• [Job] Reproduce the data word for word, from its first line through the line containing "- quote-close: 收98.56: [119, 2, 171, 18]".
+++
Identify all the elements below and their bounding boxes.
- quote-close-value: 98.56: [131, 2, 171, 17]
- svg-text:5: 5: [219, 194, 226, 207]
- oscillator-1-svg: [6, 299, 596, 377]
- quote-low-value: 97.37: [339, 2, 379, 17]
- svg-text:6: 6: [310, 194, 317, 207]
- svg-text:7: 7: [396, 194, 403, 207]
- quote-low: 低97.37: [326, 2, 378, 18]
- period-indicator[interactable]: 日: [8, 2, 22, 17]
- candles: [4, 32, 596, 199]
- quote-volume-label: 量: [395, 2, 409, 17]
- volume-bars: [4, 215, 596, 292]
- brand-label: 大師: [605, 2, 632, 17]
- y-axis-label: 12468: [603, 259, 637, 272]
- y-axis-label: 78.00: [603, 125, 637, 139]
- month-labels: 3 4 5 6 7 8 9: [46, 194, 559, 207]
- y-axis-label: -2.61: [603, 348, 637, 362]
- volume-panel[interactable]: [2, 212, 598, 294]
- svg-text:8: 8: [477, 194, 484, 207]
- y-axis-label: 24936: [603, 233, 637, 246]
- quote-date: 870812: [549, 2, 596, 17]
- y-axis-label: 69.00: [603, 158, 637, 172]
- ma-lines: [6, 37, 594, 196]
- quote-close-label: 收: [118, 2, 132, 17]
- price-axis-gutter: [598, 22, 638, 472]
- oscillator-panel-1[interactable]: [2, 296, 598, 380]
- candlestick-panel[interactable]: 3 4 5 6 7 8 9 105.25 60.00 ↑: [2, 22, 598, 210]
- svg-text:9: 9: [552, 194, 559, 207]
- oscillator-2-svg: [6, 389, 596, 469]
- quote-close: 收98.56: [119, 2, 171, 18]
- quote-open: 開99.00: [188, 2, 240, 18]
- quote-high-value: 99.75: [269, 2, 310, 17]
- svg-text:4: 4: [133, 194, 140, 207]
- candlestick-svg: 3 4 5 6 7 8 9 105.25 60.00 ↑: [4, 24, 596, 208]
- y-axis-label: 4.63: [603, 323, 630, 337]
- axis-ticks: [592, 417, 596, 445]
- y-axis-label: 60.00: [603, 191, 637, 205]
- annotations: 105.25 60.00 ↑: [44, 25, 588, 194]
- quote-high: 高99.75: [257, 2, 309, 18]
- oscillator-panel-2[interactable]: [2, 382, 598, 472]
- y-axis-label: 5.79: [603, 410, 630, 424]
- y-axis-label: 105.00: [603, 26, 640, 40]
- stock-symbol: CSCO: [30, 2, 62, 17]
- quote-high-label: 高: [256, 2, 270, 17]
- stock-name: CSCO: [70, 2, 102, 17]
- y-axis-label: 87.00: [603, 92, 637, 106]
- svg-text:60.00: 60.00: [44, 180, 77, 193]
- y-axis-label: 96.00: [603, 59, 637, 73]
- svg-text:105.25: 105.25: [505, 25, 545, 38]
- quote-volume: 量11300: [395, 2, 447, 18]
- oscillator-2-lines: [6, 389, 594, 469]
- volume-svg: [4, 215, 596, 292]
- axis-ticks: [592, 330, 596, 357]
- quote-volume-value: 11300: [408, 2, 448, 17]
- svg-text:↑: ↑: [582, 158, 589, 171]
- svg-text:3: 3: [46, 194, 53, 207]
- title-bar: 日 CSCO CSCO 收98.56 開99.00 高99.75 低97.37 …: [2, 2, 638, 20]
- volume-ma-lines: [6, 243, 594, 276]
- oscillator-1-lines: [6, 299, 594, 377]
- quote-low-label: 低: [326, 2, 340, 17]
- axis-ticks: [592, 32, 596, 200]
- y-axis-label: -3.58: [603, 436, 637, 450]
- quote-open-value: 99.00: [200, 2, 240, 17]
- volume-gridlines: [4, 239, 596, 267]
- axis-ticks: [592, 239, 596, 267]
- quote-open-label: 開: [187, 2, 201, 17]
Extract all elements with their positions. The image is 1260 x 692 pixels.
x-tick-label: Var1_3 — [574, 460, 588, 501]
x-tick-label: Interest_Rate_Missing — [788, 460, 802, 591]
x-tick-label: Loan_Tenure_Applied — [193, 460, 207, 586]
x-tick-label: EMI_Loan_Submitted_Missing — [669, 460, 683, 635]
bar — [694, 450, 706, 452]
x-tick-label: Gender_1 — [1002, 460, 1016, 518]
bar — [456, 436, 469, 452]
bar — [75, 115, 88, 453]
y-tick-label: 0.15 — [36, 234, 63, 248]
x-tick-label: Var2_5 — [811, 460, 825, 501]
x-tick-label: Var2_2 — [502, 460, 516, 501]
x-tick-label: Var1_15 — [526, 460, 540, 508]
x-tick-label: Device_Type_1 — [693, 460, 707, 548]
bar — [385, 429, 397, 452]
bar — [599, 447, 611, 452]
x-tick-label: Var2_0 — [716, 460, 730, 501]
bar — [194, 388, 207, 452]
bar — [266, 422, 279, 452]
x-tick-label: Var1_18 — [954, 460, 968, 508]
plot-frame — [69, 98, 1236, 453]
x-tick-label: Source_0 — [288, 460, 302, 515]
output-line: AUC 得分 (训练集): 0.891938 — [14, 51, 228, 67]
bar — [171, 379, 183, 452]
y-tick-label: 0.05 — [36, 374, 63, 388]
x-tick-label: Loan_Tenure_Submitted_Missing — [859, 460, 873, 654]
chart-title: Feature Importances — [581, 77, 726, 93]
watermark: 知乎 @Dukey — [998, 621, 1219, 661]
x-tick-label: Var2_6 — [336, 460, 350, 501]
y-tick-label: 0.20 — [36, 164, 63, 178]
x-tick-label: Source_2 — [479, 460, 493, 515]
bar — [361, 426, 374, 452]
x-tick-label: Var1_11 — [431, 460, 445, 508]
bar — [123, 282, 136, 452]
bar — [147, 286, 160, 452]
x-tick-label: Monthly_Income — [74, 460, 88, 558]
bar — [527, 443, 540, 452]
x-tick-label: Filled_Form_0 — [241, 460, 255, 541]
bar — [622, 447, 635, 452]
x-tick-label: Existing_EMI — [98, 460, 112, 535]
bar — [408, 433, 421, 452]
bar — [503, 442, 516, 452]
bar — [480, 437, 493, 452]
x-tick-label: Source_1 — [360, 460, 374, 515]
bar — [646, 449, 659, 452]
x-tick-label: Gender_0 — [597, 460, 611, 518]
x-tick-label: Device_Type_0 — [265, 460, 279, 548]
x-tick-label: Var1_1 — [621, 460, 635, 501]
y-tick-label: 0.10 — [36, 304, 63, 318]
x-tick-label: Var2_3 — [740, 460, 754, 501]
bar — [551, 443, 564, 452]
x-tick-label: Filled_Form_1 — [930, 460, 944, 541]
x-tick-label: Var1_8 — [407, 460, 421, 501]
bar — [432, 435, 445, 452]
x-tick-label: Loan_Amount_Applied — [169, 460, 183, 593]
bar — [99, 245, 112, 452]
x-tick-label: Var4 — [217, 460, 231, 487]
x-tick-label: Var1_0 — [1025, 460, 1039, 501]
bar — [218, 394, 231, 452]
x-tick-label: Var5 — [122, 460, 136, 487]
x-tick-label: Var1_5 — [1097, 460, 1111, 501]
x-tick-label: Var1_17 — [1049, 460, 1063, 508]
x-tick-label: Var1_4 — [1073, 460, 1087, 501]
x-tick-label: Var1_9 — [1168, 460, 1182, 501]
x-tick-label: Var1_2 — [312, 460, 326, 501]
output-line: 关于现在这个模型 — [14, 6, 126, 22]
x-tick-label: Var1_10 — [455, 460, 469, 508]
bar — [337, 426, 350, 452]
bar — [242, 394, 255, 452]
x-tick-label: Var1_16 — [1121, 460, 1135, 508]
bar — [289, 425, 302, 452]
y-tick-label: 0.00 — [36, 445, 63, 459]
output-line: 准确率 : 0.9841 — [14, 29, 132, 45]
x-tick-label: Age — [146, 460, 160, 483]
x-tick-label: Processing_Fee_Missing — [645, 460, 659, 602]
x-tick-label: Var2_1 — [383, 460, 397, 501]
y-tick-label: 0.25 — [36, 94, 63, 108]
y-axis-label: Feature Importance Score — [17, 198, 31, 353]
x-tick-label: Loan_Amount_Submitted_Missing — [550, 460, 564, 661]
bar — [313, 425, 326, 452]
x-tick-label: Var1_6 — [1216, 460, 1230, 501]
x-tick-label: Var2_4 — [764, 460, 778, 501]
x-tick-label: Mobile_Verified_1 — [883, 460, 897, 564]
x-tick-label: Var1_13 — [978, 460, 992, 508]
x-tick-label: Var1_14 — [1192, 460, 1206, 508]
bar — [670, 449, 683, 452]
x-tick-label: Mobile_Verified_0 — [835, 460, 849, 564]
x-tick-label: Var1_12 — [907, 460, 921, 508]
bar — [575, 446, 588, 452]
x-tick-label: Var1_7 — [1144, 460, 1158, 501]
+++
• [Result of the exercise]
Identify all the elements below and their bounding boxes.
- quote-close-value: 98.56: [131, 2, 171, 17]
- svg-text:5: 5: [219, 194, 226, 207]
- oscillator-1-svg: [6, 299, 596, 377]
- quote-low-value: 97.37: [339, 2, 379, 17]
- svg-text:6: 6: [310, 194, 317, 207]
- svg-text:7: 7: [396, 194, 403, 207]
- quote-low: 低97.37: [326, 2, 378, 18]
- period-indicator[interactable]: 日: [8, 2, 22, 17]
- candles: [4, 32, 596, 199]
- quote-volume-label: 量: [395, 2, 409, 17]
- volume-bars: [4, 215, 596, 292]
- brand-label: 大師: [605, 2, 632, 17]
- y-axis-label: 12468: [603, 259, 637, 272]
- y-axis-label: 78.00: [603, 125, 637, 139]
- month-labels: 3 4 5 6 7 8 9: [46, 194, 559, 207]
- y-axis-label: -2.61: [603, 348, 637, 362]
- volume-panel[interactable]: [2, 212, 598, 294]
- svg-text:8: 8: [477, 194, 484, 207]
- y-axis-label: 24936: [603, 233, 637, 246]
- quote-date: 870812: [549, 2, 596, 17]
- y-axis-label: 69.00: [603, 158, 637, 172]
- ma-lines: [6, 37, 594, 196]
- quote-close-label: 收: [118, 2, 132, 17]
- price-axis-gutter: [598, 22, 638, 472]
- oscillator-panel-1[interactable]: [2, 296, 598, 380]
- candlestick-panel[interactable]: 3 4 5 6 7 8 9 105.25 60.00 ↑: [2, 22, 598, 210]
- svg-text:9: 9: [552, 194, 559, 207]
- oscillator-2-svg: [6, 389, 596, 469]
- quote-close: 收98.56: [119, 2, 171, 18]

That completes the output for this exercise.